◆ PROBLEM: Rewrite everything from the start of the records down to the line containing "bullet-icon: · xyxy=(78,150,80,157)", replacing every occurrence of "interactable" with "clickable" and leaving all else unchanged. Give only those lines.
-- Start PROVIDED MATERIAL --
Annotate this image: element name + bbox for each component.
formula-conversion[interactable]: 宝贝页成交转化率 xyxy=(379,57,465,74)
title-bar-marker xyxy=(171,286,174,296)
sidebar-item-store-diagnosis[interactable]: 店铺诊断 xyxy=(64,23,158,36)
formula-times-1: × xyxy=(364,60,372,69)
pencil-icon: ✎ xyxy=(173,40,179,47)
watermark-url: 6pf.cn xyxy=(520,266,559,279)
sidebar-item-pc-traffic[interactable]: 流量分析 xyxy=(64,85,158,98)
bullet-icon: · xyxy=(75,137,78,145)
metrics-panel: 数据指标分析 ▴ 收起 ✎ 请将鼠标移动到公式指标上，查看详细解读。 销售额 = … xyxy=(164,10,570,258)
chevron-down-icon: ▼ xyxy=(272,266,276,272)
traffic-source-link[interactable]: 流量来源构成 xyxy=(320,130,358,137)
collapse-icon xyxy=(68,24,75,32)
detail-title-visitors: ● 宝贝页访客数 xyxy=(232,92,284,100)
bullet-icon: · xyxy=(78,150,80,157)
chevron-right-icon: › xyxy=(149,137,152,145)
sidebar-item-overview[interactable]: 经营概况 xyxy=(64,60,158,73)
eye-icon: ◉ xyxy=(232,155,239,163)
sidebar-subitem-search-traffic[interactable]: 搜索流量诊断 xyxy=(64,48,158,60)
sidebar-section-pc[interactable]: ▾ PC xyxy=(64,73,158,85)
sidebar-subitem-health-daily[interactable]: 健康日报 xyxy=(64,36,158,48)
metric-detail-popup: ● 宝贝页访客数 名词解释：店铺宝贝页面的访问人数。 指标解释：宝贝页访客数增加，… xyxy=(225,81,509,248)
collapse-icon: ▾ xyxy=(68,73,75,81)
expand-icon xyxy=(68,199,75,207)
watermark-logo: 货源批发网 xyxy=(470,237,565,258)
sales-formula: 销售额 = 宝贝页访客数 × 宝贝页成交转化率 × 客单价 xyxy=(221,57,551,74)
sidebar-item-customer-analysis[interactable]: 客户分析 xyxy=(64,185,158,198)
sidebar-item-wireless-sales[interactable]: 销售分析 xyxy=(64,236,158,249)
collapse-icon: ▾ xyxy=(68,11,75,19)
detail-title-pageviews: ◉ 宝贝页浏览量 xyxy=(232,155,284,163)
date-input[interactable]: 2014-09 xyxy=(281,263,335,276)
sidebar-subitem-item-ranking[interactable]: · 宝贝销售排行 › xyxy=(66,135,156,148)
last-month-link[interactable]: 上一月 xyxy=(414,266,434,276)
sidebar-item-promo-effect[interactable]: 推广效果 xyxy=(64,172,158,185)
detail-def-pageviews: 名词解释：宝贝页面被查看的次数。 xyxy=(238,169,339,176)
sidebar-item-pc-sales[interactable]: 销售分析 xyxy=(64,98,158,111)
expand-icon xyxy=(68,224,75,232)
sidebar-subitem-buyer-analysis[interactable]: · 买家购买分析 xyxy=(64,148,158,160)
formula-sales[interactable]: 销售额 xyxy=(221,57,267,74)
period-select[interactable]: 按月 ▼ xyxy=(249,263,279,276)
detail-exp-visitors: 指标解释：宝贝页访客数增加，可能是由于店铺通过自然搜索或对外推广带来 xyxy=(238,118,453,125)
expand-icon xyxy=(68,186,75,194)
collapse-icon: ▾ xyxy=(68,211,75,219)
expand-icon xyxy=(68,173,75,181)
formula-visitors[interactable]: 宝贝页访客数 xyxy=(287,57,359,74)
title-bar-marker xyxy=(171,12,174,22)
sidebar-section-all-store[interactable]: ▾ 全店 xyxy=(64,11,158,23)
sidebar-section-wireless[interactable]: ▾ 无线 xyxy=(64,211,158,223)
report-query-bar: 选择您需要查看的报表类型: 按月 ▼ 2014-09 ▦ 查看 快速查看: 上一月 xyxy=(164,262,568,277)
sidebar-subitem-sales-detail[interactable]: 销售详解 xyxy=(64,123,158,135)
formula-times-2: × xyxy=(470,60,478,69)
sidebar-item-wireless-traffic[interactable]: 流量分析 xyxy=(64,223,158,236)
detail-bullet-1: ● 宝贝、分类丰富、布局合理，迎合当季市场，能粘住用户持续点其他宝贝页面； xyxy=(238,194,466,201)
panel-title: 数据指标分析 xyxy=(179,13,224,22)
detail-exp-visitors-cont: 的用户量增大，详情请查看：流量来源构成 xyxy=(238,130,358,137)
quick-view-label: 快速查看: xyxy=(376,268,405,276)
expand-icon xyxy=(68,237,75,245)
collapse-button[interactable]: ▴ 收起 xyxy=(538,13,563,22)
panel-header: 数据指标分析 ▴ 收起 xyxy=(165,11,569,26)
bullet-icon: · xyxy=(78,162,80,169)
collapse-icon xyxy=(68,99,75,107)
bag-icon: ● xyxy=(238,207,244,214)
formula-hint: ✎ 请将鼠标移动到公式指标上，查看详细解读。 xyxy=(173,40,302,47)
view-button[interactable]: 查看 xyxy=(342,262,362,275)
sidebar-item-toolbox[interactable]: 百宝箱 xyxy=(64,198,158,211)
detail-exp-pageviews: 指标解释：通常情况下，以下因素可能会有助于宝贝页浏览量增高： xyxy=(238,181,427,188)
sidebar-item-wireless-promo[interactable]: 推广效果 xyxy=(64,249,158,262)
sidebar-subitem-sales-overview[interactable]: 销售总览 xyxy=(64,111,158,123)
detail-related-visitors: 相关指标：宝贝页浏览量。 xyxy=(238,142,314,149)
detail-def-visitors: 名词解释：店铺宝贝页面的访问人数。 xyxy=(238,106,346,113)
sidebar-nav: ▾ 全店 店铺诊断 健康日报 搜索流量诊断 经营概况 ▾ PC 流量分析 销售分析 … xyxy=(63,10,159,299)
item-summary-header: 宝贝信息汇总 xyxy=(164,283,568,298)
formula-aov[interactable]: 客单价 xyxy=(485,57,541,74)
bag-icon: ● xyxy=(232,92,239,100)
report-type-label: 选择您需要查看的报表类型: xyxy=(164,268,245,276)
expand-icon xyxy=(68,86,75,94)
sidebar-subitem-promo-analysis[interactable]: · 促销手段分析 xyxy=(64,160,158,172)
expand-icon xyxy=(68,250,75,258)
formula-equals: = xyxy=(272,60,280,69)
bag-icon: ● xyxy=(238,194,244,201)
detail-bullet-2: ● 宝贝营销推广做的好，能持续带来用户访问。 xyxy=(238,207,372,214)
-- End PROVIDED MATERIAL --
◆ WORKED SOLUTION:
Annotate this image: element name + bbox for each component.
formula-conversion[clickable]: 宝贝页成交转化率 xyxy=(379,57,465,74)
title-bar-marker xyxy=(171,286,174,296)
sidebar-item-store-diagnosis[clickable]: 店铺诊断 xyxy=(64,23,158,36)
formula-times-1: × xyxy=(364,60,372,69)
pencil-icon: ✎ xyxy=(173,40,179,47)
watermark-url: 6pf.cn xyxy=(520,266,559,279)
sidebar-item-pc-traffic[clickable]: 流量分析 xyxy=(64,85,158,98)
bullet-icon: · xyxy=(75,137,78,145)
metrics-panel: 数据指标分析 ▴ 收起 ✎ 请将鼠标移动到公式指标上，查看详细解读。 销售额 = … xyxy=(164,10,570,258)
chevron-down-icon: ▼ xyxy=(272,266,276,272)
traffic-source-link[clickable]: 流量来源构成 xyxy=(320,130,358,137)
collapse-icon xyxy=(68,24,75,32)
detail-title-visitors: ● 宝贝页访客数 xyxy=(232,92,284,100)
bullet-icon: · xyxy=(78,150,80,157)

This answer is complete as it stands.